Scan the entries below. List each line with "scale".

→ RECORD EXTRACTS
————————

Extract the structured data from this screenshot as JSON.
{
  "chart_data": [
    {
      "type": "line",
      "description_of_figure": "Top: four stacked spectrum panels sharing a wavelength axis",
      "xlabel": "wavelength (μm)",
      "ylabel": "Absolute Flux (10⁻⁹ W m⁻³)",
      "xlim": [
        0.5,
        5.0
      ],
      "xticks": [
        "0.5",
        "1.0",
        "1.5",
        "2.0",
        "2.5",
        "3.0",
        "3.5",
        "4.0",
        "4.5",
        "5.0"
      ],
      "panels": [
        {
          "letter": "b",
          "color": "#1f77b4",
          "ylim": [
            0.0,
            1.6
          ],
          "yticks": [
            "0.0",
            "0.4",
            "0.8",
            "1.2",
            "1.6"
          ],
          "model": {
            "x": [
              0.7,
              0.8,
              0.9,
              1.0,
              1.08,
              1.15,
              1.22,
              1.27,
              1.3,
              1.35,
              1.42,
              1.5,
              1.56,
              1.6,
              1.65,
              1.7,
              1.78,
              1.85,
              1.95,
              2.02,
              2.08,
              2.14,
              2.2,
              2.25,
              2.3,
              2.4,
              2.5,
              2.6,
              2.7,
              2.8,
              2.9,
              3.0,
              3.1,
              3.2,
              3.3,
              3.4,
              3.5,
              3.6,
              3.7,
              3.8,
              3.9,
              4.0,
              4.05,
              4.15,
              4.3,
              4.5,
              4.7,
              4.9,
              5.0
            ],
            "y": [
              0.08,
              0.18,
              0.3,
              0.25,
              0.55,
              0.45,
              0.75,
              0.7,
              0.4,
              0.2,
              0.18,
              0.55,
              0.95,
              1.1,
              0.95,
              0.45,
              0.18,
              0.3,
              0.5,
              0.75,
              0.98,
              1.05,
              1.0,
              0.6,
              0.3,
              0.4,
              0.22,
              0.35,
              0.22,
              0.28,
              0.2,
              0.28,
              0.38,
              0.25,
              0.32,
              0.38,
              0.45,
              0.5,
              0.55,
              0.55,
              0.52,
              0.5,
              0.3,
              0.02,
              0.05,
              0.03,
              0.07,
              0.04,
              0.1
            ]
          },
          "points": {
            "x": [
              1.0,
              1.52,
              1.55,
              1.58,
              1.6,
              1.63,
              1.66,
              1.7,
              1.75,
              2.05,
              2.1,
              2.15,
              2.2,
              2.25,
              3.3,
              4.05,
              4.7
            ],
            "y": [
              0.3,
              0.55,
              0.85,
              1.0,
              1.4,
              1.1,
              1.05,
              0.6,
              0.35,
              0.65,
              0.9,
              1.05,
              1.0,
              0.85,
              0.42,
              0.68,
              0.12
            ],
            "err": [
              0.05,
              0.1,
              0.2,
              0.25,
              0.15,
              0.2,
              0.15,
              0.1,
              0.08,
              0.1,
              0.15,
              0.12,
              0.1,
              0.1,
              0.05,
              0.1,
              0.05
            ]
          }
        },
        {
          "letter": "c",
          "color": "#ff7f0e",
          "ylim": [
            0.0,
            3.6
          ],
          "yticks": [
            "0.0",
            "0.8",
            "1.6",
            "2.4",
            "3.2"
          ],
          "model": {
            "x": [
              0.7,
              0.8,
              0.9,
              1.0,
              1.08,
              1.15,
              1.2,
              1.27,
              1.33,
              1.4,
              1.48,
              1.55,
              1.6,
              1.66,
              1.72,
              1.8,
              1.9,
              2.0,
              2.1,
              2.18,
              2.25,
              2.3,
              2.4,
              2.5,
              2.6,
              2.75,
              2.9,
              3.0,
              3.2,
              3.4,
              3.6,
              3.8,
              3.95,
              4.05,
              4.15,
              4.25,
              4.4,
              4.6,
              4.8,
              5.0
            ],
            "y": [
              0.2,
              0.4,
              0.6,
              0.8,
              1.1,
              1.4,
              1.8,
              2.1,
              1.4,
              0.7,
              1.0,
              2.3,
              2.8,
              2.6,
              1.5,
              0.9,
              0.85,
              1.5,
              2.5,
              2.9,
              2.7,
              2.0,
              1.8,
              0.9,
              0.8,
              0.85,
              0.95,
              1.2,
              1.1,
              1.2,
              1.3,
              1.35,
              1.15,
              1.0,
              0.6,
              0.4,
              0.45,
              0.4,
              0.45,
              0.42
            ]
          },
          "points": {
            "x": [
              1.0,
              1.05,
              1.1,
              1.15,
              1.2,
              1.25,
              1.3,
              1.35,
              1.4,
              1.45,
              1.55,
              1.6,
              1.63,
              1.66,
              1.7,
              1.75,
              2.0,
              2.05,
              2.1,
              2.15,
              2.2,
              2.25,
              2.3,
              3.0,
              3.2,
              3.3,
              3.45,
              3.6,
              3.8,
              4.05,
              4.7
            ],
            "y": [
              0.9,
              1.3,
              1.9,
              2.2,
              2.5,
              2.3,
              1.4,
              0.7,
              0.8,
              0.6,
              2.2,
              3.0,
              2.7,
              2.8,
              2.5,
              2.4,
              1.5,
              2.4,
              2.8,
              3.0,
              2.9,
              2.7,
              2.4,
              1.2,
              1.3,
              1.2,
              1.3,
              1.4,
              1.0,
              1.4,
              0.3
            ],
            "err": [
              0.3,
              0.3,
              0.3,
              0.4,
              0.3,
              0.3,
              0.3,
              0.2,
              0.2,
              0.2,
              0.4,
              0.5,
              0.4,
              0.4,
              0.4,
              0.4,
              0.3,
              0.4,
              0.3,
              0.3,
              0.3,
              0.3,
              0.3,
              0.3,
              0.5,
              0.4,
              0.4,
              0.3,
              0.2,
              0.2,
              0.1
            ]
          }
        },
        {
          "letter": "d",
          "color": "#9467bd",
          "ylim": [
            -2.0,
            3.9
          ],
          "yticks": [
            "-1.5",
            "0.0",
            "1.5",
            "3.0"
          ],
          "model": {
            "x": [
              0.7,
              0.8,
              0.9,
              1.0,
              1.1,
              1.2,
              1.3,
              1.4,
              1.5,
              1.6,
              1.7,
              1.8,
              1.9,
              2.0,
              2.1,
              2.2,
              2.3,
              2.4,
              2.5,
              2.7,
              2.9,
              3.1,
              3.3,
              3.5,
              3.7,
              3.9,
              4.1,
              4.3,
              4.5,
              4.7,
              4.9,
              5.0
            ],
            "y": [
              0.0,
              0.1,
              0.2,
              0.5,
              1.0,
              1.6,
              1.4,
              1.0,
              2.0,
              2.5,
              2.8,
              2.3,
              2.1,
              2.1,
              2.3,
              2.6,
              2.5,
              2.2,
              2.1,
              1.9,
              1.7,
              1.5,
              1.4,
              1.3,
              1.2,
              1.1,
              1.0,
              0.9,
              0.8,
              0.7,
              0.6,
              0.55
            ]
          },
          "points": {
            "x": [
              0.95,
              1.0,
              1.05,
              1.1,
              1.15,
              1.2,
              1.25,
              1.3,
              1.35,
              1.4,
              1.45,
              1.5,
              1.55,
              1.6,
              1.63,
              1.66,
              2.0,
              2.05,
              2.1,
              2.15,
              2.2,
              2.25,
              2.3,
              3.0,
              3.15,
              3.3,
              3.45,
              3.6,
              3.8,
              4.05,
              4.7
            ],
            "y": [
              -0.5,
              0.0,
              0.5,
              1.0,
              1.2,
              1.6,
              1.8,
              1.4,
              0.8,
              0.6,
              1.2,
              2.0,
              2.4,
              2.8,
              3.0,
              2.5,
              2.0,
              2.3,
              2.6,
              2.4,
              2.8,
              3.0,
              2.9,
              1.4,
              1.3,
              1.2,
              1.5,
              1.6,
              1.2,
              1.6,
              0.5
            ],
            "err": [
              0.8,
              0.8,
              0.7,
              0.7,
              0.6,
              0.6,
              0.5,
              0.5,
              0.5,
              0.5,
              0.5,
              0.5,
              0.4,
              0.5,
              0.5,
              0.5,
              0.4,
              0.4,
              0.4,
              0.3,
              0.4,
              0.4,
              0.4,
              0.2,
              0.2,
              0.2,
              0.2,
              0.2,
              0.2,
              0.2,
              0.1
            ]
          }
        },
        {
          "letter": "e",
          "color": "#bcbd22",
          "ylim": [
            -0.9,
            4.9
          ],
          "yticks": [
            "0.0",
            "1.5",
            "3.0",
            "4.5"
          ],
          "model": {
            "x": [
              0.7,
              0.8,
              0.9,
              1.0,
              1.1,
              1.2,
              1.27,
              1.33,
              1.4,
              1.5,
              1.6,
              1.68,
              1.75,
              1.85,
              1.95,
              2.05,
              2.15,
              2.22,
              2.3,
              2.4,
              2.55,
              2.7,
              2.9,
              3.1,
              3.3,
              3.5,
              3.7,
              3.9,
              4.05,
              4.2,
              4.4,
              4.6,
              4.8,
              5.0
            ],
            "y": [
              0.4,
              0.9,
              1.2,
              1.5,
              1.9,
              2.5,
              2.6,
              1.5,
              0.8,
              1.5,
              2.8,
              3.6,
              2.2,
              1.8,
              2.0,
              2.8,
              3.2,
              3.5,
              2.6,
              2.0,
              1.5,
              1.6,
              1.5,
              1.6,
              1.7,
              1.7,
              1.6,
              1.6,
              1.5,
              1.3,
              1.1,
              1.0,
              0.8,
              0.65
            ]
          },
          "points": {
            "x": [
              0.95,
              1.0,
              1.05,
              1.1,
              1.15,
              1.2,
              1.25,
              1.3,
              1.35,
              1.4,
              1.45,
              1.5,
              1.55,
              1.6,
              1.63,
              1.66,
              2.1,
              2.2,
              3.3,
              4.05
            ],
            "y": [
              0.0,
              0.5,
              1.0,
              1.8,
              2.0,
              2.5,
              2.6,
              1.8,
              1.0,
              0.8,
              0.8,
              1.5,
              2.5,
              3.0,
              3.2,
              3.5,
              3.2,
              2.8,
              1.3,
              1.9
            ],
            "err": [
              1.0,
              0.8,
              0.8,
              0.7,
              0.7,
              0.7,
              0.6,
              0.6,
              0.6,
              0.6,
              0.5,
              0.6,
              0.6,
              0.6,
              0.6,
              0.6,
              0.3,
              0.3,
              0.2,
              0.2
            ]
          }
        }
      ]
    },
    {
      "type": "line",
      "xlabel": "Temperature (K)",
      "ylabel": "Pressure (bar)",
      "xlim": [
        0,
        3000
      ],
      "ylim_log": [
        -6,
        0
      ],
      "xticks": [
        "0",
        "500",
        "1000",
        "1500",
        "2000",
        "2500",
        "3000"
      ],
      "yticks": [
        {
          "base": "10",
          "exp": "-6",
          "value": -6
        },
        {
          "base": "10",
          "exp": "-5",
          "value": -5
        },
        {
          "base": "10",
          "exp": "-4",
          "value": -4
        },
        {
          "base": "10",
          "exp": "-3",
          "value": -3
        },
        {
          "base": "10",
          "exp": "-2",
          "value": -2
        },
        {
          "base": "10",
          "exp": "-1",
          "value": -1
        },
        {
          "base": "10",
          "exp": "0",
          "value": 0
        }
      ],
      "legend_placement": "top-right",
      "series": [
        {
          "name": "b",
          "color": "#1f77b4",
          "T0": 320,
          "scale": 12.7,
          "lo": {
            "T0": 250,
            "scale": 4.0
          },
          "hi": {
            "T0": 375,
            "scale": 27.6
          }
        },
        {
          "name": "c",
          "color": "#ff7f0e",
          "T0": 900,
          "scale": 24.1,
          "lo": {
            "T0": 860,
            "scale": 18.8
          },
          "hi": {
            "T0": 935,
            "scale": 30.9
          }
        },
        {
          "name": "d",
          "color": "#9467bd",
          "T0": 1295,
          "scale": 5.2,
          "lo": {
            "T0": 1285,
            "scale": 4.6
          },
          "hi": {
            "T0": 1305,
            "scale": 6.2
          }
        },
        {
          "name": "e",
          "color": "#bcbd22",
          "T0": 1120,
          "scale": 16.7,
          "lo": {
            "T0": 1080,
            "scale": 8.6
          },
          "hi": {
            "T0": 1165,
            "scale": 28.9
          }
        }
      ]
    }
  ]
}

————————

→ EXERCISE OUTPUT
          "scale": 12.7,
            "scale": 4.0
            "scale": 27.6
          "scale": 24.1,
            "scale": 18.8
            "scale": 30.9
          "scale": 5.2,
            "scale": 4.6
            "scale": 6.2
          "scale": 16.7,
            "scale": 8.6
            "scale": 28.9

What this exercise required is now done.